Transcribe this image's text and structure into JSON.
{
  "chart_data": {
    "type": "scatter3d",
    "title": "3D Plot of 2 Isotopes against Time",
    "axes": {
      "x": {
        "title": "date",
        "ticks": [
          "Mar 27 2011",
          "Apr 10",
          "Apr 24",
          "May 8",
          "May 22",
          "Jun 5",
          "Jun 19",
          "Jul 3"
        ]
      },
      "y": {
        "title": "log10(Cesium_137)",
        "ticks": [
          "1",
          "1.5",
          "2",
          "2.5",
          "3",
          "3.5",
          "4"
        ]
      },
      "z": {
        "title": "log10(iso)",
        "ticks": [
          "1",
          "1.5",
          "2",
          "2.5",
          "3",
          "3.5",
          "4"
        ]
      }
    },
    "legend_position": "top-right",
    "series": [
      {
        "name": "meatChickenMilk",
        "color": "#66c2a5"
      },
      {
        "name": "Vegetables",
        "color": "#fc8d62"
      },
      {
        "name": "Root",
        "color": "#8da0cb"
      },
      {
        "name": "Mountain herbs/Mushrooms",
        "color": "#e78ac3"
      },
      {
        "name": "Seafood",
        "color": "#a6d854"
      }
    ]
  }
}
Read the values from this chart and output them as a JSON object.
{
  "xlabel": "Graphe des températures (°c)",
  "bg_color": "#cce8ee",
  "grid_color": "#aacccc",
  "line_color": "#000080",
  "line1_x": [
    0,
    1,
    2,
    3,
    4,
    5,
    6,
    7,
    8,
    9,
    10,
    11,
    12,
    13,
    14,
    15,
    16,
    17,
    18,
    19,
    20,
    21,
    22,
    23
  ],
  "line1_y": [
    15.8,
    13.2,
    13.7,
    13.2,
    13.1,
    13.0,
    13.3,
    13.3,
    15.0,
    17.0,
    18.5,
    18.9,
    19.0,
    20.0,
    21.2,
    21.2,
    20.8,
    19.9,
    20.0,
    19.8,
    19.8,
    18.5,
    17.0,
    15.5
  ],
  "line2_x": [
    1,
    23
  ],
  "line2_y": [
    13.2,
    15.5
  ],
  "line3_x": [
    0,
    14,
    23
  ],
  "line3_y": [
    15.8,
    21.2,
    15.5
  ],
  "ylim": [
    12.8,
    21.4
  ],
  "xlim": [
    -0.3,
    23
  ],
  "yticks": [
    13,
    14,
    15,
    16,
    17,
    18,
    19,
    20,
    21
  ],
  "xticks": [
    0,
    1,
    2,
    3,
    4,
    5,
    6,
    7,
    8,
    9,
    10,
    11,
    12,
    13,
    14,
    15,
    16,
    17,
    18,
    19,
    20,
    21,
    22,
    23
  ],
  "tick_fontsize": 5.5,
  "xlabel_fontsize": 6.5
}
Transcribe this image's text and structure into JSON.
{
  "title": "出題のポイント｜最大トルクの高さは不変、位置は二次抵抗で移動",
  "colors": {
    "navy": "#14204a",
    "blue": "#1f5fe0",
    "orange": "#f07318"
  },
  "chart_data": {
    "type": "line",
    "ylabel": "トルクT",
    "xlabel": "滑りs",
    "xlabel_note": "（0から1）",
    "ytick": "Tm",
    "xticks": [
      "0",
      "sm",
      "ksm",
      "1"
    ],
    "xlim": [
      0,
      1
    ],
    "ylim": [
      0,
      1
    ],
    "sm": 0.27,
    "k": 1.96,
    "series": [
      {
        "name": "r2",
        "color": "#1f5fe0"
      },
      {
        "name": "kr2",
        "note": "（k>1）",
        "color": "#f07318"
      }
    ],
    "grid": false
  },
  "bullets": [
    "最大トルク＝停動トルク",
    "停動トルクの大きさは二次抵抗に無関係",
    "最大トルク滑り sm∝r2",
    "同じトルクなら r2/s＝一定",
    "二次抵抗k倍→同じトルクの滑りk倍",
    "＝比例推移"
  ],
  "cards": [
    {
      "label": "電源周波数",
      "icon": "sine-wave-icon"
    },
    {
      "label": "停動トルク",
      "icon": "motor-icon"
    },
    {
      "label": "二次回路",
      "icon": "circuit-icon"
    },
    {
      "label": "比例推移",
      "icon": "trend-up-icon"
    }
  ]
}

What is needed ▸ Could you quote the material above in full, exactly as it stands?

Result of the exercise ▸
Transcribe this image's text and structure into JSON.
{
  "chart_data": {
    "type": "scatter3d",
    "title": "3D Plot of 2 Isotopes against Time",
    "axes": {
      "x": {
        "title": "date",
        "ticks": [
          "Mar 27 2011",
          "Apr 10",
          "Apr 24",
          "May 8",
          "May 22",
          "Jun 5",
          "Jun 19",
          "Jul 3"
        ]
      },
      "y": {
        "title": "log10(Cesium_137)",
        "ticks": [
          "1",
          "1.5",
          "2",
          "2.5",
          "3",
          "3.5",
          "4"
        ]
      },
      "z": {
        "title": "log10(iso)",
        "ticks": [
          "1",
          "1.5",
          "2",
          "2.5",
          "3",
          "3.5",
          "4"
        ]
      }
    },
    "legend_position": "top-right",
    "series": [
      {
        "name": "meatChickenMilk",
        "color": "#66c2a5"
      },
      {
        "name": "Vegetables",
        "color": "#fc8d62"
      },
      {
        "name": "Root",
        "color": "#8da0cb"
      },
      {
        "name": "Mountain herbs/Mushrooms",
        "color": "#e78ac3"
      },
      {
        "name": "Seafood",
        "color": "#a6d854"
      }
    ]
  }
}
Read the values from this chart and output them as a JSON object.
{
  "xlabel": "Graphe des températures (°c)",
  "bg_color": "#cce8ee",
  "grid_color": "#aacccc",
  "line_color": "#000080",
  "line1_x": [
    0,
    1,
    2,
    3,
    4,
    5,
    6,
    7,
    8,
    9,
    10,
    11,
    12,
    13,
    14,
    15,
    16,
    17,
    18,
    19,
    20,
    21,
    22,
    23
  ],
  "line1_y": [
    15.8,
    13.2,
    13.7,
    13.2,
    13.1,
    13.0,
    13.3,
    13.3,
    15.0,
    17.0,
    18.5,
    18.9,
    19.0,
    20.0,
    21.2,
    21.2,
    20.8,
    19.9,
    20.0,
    19.8,
    19.8,
    18.5,
    17.0,
    15.5
  ],
  "line2_x": [
    1,
    23
  ],
  "line2_y": [
    13.2,
    15.5
  ],
  "line3_x": [
    0,
    14,
    23
  ],
  "line3_y": [
    15.8,
    21.2,
    15.5
  ],
  "ylim": [
    12.8,
    21.4
  ],
  "xlim": [
    -0.3,
    23
  ],
  "yticks": [
    13,
    14,
    15,
    16,
    17,
    18,
    19,
    20,
    21
  ],
  "xticks": [
    0,
    1,
    2,
    3,
    4,
    5,
    6,
    7,
    8,
    9,
    10,
    11,
    12,
    13,
    14,
    15,
    16,
    17,
    18,
    19,
    20,
    21,
    22,
    23
  ],
  "tick_fontsize": 5.5,
  "xlabel_fontsize": 6.5
}
Transcribe this image's text and structure into JSON.
{
  "title": "出題のポイント｜最大トルクの高さは不変、位置は二次抵抗で移動",
  "colors": {
    "navy": "#14204a",
    "blue": "#1f5fe0",
    "orange": "#f07318"
  },
  "chart_data": {
    "type": "line",
    "ylabel": "トルクT",
    "xlabel": "滑りs",
    "xlabel_note": "（0から1）",
    "ytick": "Tm",
    "xticks": [
      "0",
      "sm",
      "ksm",
      "1"
    ],
    "xlim": [
      0,
      1
    ],
    "ylim": [
      0,
      1
    ],
    "sm": 0.27,
    "k": 1.96,
    "series": [
      {
        "name": "r2",
        "color": "#1f5fe0"
      },
      {
        "name": "kr2",
        "note": "（k>1）",
        "color": "#f07318"
      }
    ],
    "grid": false
  },
  "bullets": [
    "最大トルク＝停動トルク",
    "停動トルクの大きさは二次抵抗に無関係",
    "最大トルク滑り sm∝r2",
    "同じトルクなら r2/s＝一定",
    "二次抵抗k倍→同じトルクの滑りk倍",
    "＝比例推移"
  ],
  "cards": [
    {
      "label": "電源周波数",
      "icon": "sine-wave-icon"
    },
    {
      "label": "停動トルク",
      "icon": "motor-icon"
    },
    {
      "label": "二次回路",
      "icon": "circuit-icon"
    },
    {
      "label": "比例推移",
      "icon": "trend-up-icon"
    }
  ]
}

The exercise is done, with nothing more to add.